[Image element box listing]
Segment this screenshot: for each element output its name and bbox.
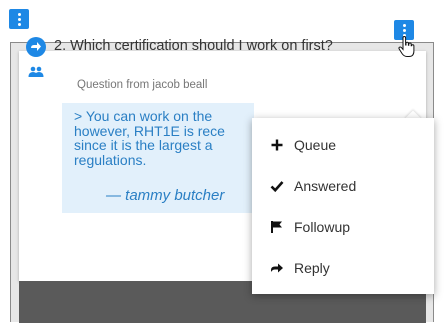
arrow-right-icon [270, 261, 284, 275]
answer-author: — tammy butcher [106, 187, 225, 204]
menu-item-label: Reply [294, 260, 330, 276]
reply-icon[interactable] [26, 37, 46, 57]
question-title: 2. Which certification should I work on … [54, 38, 333, 54]
menu-item-reply[interactable]: Reply [252, 248, 434, 288]
dot [17, 17, 21, 21]
dot [17, 12, 21, 16]
group-icon [28, 66, 44, 77]
plus-icon [270, 138, 284, 152]
status-menu: Queue Answered Followup Reply [252, 118, 434, 294]
menu-item-label: Queue [294, 137, 337, 153]
answer-box: > You can work on the however, RHT1E is … [62, 103, 254, 213]
flag-icon [270, 220, 284, 234]
menu-item-followup[interactable]: Followup [252, 207, 434, 247]
menu-item-label: Followup [294, 219, 351, 235]
menu-item-label: Answered [294, 178, 357, 194]
answer-text: > You can work on the however, RHT1E is … [74, 108, 225, 168]
dot [402, 28, 406, 32]
dot [17, 22, 21, 26]
menu-item-answered[interactable]: Answered [252, 166, 434, 206]
dot [402, 23, 406, 27]
checkmark-icon [270, 179, 284, 193]
hand-cursor-icon [398, 36, 415, 57]
menu-item-queue[interactable]: Queue [252, 125, 434, 165]
more-options-button[interactable] [9, 9, 29, 29]
question-from: Question from jacob beall [77, 79, 208, 91]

== Given instruction ==
Reproduce the entire listing above line for line, with no changes, and leave out the pictures.

== Answer to the problem ==
Segment this screenshot: for each element output its name and bbox.
arrow-right-icon [270, 261, 284, 275]
answer-author: — tammy butcher [106, 187, 225, 204]
menu-item-label: Reply [294, 260, 330, 276]
reply-icon[interactable] [26, 37, 46, 57]
question-title: 2. Which certification should I work on … [54, 38, 333, 54]
menu-item-reply[interactable]: Reply [252, 248, 434, 288]
dot [17, 17, 21, 21]
dot [17, 12, 21, 16]
group-icon [28, 66, 44, 77]
plus-icon [270, 138, 284, 152]
status-menu: Queue Answered Followup Reply [252, 118, 434, 294]
menu-item-label: Queue [294, 137, 337, 153]
answer-box: > You can work on the however, RHT1E is … [62, 103, 254, 213]
flag-icon [270, 220, 284, 234]
menu-item-followup[interactable]: Followup [252, 207, 434, 247]
menu-item-label: Followup [294, 219, 351, 235]
menu-item-label: Answered [294, 178, 357, 194]
answer-text: > You can work on the however, RHT1E is … [74, 108, 225, 168]
dot [402, 28, 406, 32]
dot [17, 22, 21, 26]
menu-item-answered[interactable]: Answered [252, 166, 434, 206]
dot [402, 23, 406, 27]
checkmark-icon [270, 179, 284, 193]
hand-cursor-icon [398, 36, 415, 57]
menu-item-queue[interactable]: Queue [252, 125, 434, 165]
more-options-button[interactable] [9, 9, 29, 29]
question-from: Question from jacob beall [77, 79, 208, 91]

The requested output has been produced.